**DATASET RECORDS:**
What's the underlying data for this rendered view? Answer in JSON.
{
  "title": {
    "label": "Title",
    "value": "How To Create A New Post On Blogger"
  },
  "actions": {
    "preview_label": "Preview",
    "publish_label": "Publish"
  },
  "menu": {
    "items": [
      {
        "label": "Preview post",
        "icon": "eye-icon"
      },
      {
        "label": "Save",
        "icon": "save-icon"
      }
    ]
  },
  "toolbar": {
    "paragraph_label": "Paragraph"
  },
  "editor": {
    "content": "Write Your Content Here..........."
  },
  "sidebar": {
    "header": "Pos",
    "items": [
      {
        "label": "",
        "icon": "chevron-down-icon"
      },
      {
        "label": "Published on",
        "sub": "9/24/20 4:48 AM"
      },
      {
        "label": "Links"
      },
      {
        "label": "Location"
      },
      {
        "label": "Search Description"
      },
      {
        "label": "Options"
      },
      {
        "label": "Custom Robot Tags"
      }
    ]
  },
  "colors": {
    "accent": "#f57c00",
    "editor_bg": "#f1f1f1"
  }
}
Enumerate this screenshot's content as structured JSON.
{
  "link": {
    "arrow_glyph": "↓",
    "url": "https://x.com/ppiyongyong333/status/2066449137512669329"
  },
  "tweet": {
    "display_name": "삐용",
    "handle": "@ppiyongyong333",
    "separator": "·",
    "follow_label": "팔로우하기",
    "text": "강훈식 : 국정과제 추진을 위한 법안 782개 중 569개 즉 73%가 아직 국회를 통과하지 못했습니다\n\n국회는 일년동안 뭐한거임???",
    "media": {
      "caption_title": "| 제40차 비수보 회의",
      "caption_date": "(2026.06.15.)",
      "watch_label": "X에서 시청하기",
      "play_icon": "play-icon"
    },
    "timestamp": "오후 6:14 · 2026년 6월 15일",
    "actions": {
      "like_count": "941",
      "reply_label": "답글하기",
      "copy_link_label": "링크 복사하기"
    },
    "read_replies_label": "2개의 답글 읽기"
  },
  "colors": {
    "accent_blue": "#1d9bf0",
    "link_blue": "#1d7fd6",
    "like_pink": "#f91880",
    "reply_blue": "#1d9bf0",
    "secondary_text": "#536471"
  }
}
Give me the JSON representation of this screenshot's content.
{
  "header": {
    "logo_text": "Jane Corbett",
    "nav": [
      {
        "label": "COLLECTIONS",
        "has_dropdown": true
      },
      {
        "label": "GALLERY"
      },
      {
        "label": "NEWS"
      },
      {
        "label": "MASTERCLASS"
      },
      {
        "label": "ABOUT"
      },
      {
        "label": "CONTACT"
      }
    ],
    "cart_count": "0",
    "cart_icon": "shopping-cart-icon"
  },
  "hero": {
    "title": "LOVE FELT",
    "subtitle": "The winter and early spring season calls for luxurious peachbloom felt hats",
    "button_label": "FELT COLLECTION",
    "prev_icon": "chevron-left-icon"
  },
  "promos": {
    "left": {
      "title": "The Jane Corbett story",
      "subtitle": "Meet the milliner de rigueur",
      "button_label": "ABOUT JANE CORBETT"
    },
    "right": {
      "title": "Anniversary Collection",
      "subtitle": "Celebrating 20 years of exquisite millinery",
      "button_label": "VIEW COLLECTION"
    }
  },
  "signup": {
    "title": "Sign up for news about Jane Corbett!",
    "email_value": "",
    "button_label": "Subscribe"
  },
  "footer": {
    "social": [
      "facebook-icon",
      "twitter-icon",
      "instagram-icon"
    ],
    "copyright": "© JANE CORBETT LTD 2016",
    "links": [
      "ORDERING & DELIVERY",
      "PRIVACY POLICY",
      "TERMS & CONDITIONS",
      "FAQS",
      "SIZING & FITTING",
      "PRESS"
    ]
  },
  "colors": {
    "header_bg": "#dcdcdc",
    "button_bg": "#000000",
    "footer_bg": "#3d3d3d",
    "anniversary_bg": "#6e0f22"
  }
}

**AIM:** Only lines with "screenshot" are wanted here; list each of them.

**EXERCISE RESULT:**
Enumerate this screenshot's content as structured JSON.
Give me the JSON representation of this screenshot's content.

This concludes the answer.